▶ [DO THIS]:
In the records that follow, locate every line with "value" and extract it.

▶ [RECORDS SUPPLIED]:
• • • • •

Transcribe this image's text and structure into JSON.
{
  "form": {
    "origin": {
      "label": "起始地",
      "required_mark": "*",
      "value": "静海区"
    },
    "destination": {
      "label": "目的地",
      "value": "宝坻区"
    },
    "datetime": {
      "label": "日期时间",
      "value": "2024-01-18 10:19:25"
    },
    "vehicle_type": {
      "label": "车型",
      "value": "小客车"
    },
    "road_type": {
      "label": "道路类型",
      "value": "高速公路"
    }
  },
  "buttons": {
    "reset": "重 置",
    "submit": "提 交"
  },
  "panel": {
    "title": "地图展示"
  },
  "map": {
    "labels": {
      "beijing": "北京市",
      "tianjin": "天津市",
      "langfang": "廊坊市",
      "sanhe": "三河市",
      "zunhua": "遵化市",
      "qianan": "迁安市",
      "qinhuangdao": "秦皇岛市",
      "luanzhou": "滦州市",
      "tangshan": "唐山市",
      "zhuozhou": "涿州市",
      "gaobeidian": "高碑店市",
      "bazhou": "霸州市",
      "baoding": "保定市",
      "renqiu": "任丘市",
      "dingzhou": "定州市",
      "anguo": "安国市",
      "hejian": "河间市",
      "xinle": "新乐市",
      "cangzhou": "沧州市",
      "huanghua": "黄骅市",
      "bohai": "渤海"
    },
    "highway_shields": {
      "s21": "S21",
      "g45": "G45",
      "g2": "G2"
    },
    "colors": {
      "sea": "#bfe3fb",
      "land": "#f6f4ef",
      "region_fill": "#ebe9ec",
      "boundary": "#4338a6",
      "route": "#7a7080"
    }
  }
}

• • • • •

▶ [SOLUTION FOR THIS EXERCISE]:
      "value": "静海区"
      "value": "宝坻区"
      "value": "2024-01-18 10:19:25"
      "value": "小客车"
      "value": "高速公路"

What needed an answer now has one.